_Tarefas a cumprir:_
1: Responda, com base na notícia sobre o veto à isenção previdenciária:
(a) Qual é o valor do teto do INSS mencionado?
(b) Quantos votos, no mínimo, Lúdio Cabral afirma que havia para derrubar o veto?
(c) Em qual comissão Sílvio Fávero foi relator do veto?
2: Reproduza o trecho da notícia sobre o veto à isenção previdenciária, desde "Atualmente, têm esse" até "sobre a matéria.".

----- Trecho selecionado

Os deputados de oposição Lúdio Cabral (PT) e Sílvio Fávero (PSL) lamentaram o resultado da votação na sessão desta quarta-feira (10), que manteve o veto do governador Mauro Mendes (DEM) ao projeto que ampliava a faixa de isenção de contribuição previdenciária de aposentados e pensionistas do Estado.

O Projeto de Lei Complementar 36/2020, de autoria do parlamentar petista, previa a isenção da cobrança de alíquota de 14% de contribuição previdenciária aos aposentados e pensionistas que recebem até o teto do INSS, que é de R$ 6,4 mil.

Atualmente, têm esse valor descontado os servidores inativos que recebem a partir de R$ 3 mil.

Sentimento de decepção, de tristeza. Vontade de abandonar esse Parlamento. Foi uma covardia. Os votos estavam contados, os deputados se posicionaram

Autor do PLC, Lúdio disse que deixava o plenário “decepcionado e triste” e apontou “traição” por parte dos colegas parlamentares que, segundo ele, teriam se aproveitado do fato da votação ser secreta para trocar o voto manifestado anteriormente sobre a matéria.

“A Assembleia foi covarde, porque até o momento da votação eu monitorei deputado por deputado e nós tínhamos, com segurança, no mínimo, 18 votos para aprovar, para derrubar o voto. Houve traição”, disse.

O deputado disse que foi surpreendido com o resultado da votação e acusou o Legislativo de “ter muito lobo em pele de cordeiro”.

“Sentimento de decepção, de tristeza. Vontade de abandonar esse Parlamento. Foi uma covardia. Os votos estavam contados, os deputados se posicionaram”, lamentou.

De acordo com o petista, a expectativa de vitória de sua parte existia, principalmente, diante da aprovação que o PLC teve antes do veto do governador, quando recebeu voto favorável de todos os deputados.

“Um mês depois faz essa vergonha que foi essa votação. Infelizmente, a AL deu mais uma demonstração de submissão às vontades do governador”, afirmou.

“Sem democracia”

Momentos após o fim da sessão, Sílvio Fávero, que foi relator do veto na Comissão de Constituição, Justiça e Redação (CCJR) e deu parecer favorável à derrubada da decisão do Governo, disse que estava triste com o resultado da votação secreta do plenário.

“Complicado. Mais uma vez, o plenário teve a oportunidade de olhar para a população, e não olhou. Fico triste. Estudei e analisei bem para fazer o relatório. Fui muito pressionado, mas não mudei meu posicionamento. Mas, infelizmente, a maioria decidiu pela manutenção do veto”, disse.

“Mais uma vez o Governo sai fortalecido, mostrando que essa casa não é uma democracia”, completou.

----------
----- Linhas fornecidas

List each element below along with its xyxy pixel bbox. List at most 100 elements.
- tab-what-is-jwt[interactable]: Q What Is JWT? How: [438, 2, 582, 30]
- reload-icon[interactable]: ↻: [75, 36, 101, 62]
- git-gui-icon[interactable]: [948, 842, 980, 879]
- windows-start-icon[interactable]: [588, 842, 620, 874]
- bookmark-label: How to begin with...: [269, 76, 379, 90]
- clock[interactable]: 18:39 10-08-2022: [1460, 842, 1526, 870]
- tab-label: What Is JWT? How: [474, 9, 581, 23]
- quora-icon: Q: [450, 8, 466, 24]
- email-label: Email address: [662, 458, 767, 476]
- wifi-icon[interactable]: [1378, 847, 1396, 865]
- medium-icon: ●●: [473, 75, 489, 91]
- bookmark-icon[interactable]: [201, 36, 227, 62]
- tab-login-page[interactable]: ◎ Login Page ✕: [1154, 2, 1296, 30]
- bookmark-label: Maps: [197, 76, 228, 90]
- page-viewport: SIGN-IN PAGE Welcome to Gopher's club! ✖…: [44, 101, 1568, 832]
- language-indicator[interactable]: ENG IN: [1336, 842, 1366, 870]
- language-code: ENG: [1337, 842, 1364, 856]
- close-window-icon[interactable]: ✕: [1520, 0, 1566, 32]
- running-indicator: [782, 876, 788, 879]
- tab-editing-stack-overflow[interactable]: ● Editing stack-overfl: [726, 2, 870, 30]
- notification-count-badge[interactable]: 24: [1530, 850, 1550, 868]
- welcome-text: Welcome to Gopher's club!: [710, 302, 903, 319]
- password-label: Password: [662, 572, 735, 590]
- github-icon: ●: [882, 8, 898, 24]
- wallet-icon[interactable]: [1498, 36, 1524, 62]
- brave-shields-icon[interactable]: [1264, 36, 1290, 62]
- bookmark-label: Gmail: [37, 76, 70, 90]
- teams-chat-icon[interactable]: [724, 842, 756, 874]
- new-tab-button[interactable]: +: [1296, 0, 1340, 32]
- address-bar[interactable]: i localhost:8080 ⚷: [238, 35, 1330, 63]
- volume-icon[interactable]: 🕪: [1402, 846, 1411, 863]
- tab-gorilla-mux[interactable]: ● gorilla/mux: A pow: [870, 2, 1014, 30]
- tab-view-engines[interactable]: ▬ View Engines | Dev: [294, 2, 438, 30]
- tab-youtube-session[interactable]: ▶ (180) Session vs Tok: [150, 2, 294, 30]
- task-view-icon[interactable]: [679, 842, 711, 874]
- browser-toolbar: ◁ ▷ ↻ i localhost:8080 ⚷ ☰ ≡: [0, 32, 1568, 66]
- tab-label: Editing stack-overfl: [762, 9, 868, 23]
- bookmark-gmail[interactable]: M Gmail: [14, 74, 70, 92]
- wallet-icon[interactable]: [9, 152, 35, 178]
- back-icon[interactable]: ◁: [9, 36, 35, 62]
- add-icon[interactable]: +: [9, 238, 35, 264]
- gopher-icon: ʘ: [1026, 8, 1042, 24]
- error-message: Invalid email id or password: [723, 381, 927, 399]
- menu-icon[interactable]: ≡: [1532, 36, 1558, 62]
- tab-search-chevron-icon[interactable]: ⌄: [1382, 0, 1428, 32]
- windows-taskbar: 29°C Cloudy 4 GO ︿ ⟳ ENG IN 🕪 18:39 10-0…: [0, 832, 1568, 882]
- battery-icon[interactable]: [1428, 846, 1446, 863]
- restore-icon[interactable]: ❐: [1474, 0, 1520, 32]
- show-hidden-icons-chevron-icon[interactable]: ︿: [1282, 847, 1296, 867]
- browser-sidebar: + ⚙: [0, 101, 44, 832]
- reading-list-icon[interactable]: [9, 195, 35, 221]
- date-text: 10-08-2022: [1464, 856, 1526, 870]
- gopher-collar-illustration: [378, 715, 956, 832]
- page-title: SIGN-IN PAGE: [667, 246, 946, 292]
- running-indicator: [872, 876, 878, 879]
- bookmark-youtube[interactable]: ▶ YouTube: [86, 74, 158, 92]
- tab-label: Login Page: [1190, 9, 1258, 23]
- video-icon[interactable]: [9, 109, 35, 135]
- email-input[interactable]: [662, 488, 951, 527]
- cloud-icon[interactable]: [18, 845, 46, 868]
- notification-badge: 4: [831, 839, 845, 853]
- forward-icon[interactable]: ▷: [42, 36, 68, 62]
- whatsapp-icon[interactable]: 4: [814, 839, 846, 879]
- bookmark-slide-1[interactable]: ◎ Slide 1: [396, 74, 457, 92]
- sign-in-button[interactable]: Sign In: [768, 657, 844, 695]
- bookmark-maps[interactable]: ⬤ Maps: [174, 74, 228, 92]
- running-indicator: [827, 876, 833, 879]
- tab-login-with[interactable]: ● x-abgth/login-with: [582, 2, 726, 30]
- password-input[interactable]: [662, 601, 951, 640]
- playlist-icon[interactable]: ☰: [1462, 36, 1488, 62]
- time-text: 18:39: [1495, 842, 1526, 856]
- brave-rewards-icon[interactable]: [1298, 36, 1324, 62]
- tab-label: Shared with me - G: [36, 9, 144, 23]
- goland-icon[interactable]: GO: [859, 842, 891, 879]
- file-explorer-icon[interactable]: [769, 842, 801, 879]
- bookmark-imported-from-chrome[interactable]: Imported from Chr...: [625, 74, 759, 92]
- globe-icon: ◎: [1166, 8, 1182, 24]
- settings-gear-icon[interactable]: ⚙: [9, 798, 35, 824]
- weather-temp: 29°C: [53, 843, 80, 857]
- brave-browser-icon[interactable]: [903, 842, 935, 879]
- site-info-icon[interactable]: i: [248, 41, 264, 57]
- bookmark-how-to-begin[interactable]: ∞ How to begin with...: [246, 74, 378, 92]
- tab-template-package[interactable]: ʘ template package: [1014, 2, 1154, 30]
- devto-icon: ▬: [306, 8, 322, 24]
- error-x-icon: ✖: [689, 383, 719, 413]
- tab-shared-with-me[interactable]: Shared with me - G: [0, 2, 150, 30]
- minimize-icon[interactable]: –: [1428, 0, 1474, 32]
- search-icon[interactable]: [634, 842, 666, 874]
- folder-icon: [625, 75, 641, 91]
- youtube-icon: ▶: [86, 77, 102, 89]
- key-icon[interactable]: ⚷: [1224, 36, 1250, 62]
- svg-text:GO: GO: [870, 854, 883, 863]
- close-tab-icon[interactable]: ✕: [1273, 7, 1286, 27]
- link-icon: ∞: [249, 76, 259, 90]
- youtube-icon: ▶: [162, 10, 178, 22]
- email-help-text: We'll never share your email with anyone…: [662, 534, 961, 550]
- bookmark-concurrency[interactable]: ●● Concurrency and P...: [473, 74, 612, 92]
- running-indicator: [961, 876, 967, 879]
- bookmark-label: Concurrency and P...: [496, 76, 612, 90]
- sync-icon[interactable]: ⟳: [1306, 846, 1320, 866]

----------

_Respostas por item:_
1:
(a) R$ 6,4 mil.
(b) 18 votos.
(c) Na Comissão de Constituição, Justiça e Redação (CCJR).

2:
Atualmente, têm esse valor descontado os servidores inativos que recebem a partir de R$ 3 mil.

Sentimento de decepção, de tristeza. Vontade de abandonar esse Parlamento. Foi uma covardia. Os votos estavam contados, os deputados se posicionaram

Autor do PLC, Lúdio disse que deixava o plenário “decepcionado e triste” e apontou “traição” por parte dos colegas parlamentares que, segundo ele, teriam se aproveitado do fato da votação ser secreta para trocar o voto manifestado anteriormente sobre a matéria.